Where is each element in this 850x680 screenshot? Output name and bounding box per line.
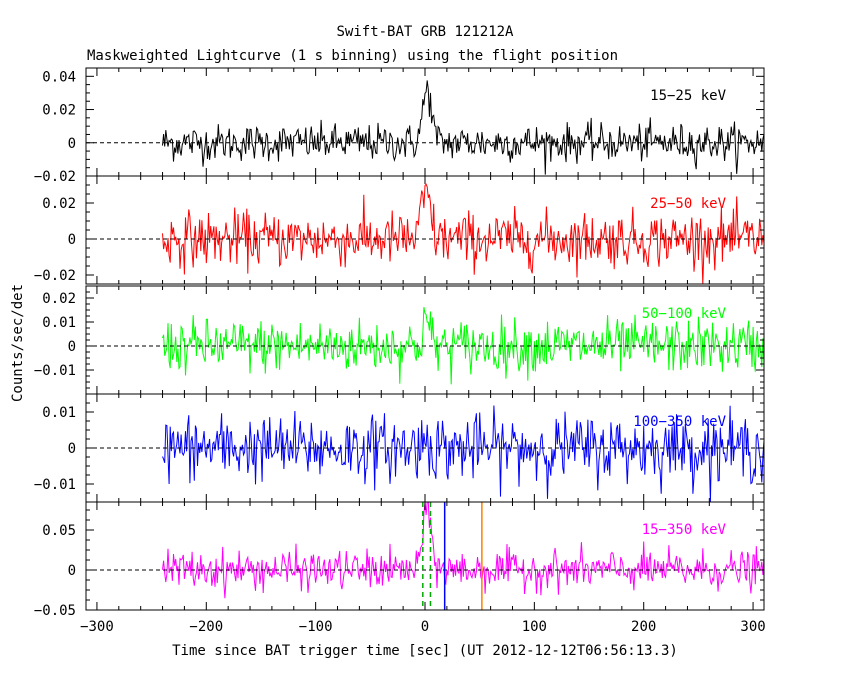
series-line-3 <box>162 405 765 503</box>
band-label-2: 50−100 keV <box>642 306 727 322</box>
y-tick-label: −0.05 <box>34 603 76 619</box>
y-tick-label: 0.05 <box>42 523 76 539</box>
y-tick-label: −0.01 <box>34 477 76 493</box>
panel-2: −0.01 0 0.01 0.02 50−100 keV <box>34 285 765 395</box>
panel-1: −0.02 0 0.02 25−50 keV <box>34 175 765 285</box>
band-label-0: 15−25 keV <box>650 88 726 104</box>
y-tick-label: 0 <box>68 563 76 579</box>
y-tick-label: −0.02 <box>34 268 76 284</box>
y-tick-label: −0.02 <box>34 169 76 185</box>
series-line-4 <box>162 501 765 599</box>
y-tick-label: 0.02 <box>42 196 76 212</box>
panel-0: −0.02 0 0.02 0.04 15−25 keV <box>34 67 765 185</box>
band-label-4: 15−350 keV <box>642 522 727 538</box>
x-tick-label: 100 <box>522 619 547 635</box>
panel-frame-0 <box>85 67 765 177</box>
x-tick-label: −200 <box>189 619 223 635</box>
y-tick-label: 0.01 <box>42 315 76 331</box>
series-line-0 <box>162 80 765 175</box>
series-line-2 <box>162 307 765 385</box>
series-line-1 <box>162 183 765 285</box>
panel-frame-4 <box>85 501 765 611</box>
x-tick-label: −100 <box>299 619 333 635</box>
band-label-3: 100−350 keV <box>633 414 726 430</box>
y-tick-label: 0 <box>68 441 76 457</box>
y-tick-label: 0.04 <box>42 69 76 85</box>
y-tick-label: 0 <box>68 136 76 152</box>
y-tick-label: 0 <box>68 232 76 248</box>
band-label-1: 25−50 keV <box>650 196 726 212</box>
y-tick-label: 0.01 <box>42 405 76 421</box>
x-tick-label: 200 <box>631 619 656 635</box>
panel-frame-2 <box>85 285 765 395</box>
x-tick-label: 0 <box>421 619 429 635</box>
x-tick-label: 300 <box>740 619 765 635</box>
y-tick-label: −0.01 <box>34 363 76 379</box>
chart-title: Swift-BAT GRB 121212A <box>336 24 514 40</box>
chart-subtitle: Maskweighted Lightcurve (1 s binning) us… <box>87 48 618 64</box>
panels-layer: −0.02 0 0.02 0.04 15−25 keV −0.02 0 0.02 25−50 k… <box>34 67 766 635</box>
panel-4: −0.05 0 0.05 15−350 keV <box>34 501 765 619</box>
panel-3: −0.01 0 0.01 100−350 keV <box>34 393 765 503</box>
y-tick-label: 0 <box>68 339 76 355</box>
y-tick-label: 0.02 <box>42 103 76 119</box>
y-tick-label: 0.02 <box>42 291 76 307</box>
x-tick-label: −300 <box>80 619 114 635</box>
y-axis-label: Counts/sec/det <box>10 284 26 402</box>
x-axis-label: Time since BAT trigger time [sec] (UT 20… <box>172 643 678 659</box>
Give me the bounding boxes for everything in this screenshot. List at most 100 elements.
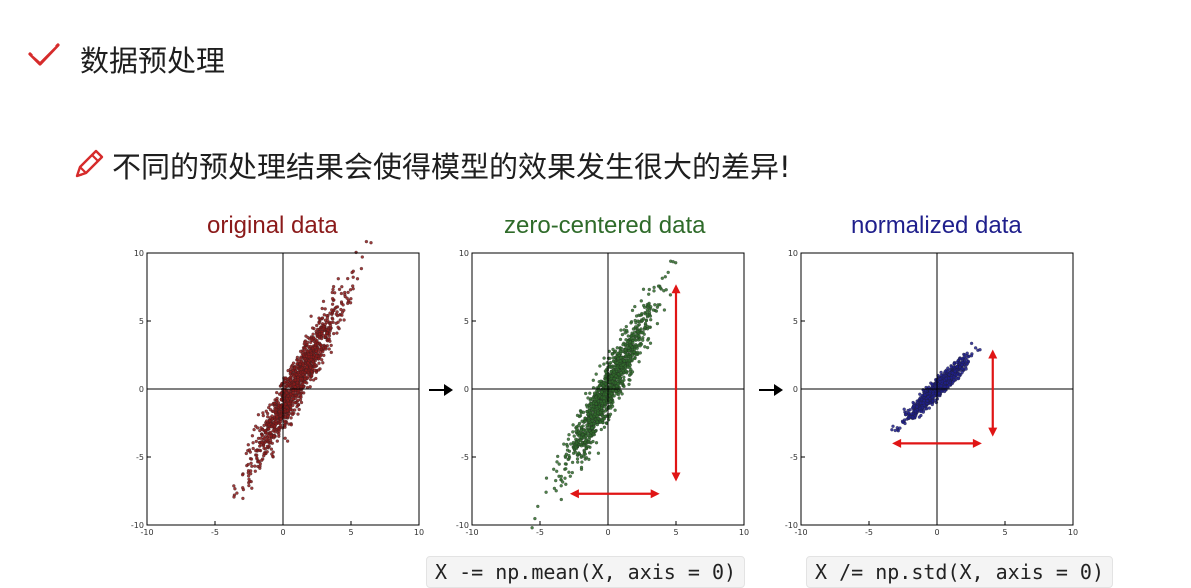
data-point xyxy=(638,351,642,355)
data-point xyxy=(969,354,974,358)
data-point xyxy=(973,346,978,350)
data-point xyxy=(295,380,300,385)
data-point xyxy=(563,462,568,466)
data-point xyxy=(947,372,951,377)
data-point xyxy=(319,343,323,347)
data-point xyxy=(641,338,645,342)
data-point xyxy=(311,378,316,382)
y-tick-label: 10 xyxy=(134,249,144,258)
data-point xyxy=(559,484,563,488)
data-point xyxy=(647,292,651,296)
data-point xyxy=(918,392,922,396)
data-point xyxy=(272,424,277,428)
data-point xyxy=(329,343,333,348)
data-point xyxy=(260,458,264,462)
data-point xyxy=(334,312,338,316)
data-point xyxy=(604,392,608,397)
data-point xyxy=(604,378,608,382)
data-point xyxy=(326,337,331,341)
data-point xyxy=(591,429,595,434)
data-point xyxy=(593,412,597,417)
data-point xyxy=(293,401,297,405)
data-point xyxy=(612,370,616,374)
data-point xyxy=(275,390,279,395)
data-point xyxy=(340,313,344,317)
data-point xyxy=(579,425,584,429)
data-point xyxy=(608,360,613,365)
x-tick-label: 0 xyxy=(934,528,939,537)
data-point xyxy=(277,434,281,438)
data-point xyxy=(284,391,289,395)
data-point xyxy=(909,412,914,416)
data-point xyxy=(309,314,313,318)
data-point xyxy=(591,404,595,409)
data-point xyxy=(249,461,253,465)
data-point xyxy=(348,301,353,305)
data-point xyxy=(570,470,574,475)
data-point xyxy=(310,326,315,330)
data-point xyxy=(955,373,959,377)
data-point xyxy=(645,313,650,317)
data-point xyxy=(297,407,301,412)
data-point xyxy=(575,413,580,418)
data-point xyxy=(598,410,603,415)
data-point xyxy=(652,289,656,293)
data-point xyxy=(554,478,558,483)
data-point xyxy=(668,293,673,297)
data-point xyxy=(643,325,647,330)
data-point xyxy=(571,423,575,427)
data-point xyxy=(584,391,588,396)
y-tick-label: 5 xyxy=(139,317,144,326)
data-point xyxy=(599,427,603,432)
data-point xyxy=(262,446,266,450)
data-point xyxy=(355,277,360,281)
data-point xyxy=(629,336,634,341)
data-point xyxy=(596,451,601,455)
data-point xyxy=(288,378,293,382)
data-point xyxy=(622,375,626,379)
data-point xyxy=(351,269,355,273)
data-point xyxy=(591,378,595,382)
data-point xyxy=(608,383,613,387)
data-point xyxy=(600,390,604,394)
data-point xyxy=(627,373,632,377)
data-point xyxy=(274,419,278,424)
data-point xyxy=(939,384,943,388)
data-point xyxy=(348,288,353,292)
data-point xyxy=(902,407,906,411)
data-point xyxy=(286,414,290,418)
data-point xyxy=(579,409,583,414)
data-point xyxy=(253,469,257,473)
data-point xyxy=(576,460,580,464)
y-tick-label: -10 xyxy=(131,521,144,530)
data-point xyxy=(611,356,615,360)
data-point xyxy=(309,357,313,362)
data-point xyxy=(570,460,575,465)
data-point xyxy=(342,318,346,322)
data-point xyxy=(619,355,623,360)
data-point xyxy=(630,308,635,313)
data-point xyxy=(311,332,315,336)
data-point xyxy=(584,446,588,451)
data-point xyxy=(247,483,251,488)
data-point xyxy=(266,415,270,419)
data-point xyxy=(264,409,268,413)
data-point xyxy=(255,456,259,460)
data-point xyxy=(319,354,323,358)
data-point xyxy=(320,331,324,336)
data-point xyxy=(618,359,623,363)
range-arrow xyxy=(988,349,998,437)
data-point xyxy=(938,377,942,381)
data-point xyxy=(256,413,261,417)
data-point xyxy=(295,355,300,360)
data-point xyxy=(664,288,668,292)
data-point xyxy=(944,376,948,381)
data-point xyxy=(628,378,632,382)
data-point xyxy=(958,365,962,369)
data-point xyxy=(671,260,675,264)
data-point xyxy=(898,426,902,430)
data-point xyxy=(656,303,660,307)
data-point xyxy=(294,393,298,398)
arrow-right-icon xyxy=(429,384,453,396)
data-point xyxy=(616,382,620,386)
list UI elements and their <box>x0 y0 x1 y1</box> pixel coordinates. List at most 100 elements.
--
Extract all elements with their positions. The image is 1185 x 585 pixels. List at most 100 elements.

• What is asked
Render the data as a two-column CSV with the columns input and output. Begin at the line that contains "Give me the" and stop after the line that contains "data-point xyxy=(622,375,626,379)". Put each input and its output on one row, each in a single quoted field with line breaks replaced by spaces, and leave out the pictures.

• Answer in full
input,output
"Give me the bounding boxes for everything in this screenshot. List at most 100 elements.","data-point xyxy=(638,351,642,355) data-point xyxy=(969,354,974,358) data-point xyxy=(973,346,978,350) data-point xyxy=(295,380,300,385) data-point xyxy=(563,462,568,466) data-point xyxy=(947,372,951,377) data-point xyxy=(319,343,323,347) data-point xyxy=(641,338,645,342) data-point xyxy=(311,378,316,382) y-tick-label: 10 xyxy=(134,249,144,258) data-point xyxy=(559,484,563,488) data-point xyxy=(647,292,651,296) data-point xyxy=(918,392,922,396) data-point xyxy=(272,424,277,428) data-point xyxy=(329,343,333,348) data-point xyxy=(260,458,264,462) data-point xyxy=(334,312,338,316) data-point xyxy=(604,392,608,397) data-point xyxy=(604,378,608,382) data-point xyxy=(326,337,331,341) data-point xyxy=(591,429,595,434) data-point xyxy=(593,412,597,417) data-point xyxy=(293,401,297,405) data-point xyxy=(612,370,616,374) data-point xyxy=(275,390,279,395) data-point xyxy=(340,313,344,317) data-point xyxy=(579,425,584,429) data-point xyxy=(608,360,613,365) x-tick-label: 0 xyxy=(934,528,939,537) data-point xyxy=(277,434,281,438) data-point xyxy=(284,391,289,395) data-point xyxy=(909,412,914,416) data-point xyxy=(309,314,313,318) data-point xyxy=(591,404,595,409) data-point xyxy=(249,461,253,465) data-point xyxy=(348,301,353,305) data-point xyxy=(570,470,574,475) data-point xyxy=(310,326,315,330) data-point xyxy=(955,373,959,377) data-point xyxy=(645,313,650,317) data-point xyxy=(297,407,301,412) data-point xyxy=(575,413,580,418) data-point xyxy=(598,410,603,415) data-point xyxy=(652,289,656,293) data-point xyxy=(554,478,558,483) data-point xyxy=(668,293,673,297) data-point xyxy=(643,325,647,330) data-point xyxy=(571,423,575,427) data-point xyxy=(584,391,588,396) y-tick-label: 5 xyxy=(139,317,144,326) data-point xyxy=(599,427,603,432) data-point xyxy=(262,446,266,450) data-point xyxy=(355,277,360,281) data-point xyxy=(629,336,634,341) data-point xyxy=(596,451,601,455) data-point xyxy=(288,378,293,382) data-point xyxy=(622,375,626,379)"